Set exercise: Make an exact copy of the data below, leaving out every picture.

• • •

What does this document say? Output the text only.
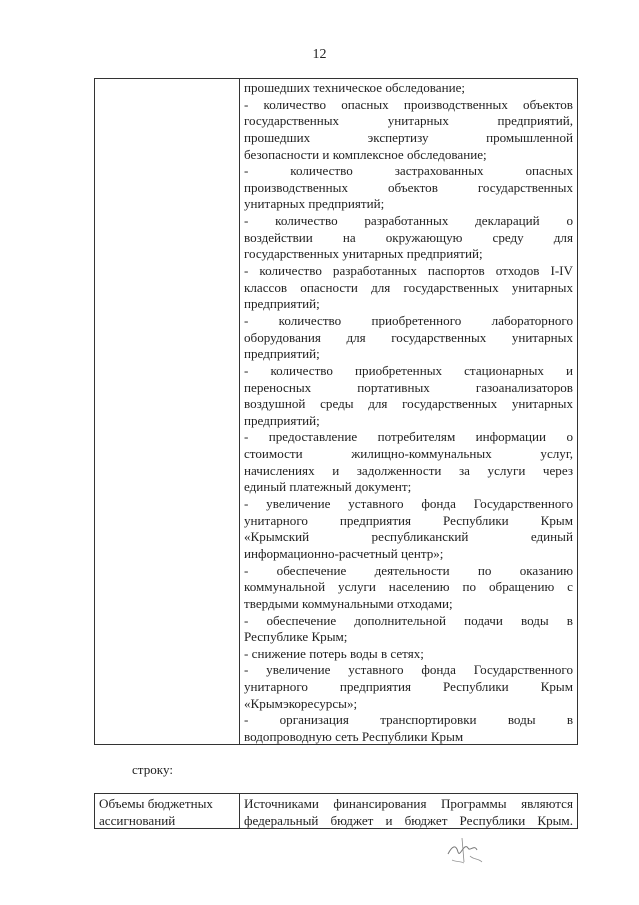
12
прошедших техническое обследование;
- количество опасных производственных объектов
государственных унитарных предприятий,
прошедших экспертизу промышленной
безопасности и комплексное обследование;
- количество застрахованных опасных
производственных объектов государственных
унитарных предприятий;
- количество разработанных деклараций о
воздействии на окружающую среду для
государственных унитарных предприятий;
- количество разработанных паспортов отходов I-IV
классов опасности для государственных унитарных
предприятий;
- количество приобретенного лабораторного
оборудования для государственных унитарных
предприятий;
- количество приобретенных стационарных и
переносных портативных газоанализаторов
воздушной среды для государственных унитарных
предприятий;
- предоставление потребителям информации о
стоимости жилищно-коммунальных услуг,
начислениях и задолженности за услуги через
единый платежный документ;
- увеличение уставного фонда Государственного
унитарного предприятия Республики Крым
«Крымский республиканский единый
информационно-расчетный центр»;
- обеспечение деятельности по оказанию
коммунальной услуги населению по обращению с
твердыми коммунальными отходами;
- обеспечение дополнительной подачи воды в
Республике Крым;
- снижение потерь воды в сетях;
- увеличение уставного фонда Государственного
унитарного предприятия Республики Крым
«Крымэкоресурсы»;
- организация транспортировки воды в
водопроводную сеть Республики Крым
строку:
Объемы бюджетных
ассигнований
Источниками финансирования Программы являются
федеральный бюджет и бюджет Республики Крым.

• • •

Task output:
What does this document say? Output the text only.
12
прошедших техническое обследование;
- количество опасных производственных объектов
государственных унитарных предприятий,
прошедших экспертизу промышленной
безопасности и комплексное обследование;
- количество застрахованных опасных
производственных объектов государственных
унитарных предприятий;
- количество разработанных деклараций о
воздействии на окружающую среду для
государственных унитарных предприятий;
- количество разработанных паспортов отходов I-IV
классов опасности для государственных унитарных
предприятий;
- количество приобретенного лабораторного
оборудования для государственных унитарных
предприятий;
- количество приобретенных стационарных и
переносных портативных газоанализаторов
воздушной среды для государственных унитарных
предприятий;
- предоставление потребителям информации о
стоимости жилищно-коммунальных услуг,
начислениях и задолженности за услуги через
единый платежный документ;
- увеличение уставного фонда Государственного
унитарного предприятия Республики Крым
«Крымский республиканский единый
информационно-расчетный центр»;
- обеспечение деятельности по оказанию
коммунальной услуги населению по обращению с
твердыми коммунальными отходами;
- обеспечение дополнительной подачи воды в
Республике Крым;
- снижение потерь воды в сетях;
- увеличение уставного фонда Государственного
унитарного предприятия Республики Крым
«Крымэкоресурсы»;
- организация транспортировки воды в
водопроводную сеть Республики Крым
строку:
Объемы бюджетных
ассигнований
Источниками финансирования Программы являются
федеральный бюджет и бюджет Республики Крым.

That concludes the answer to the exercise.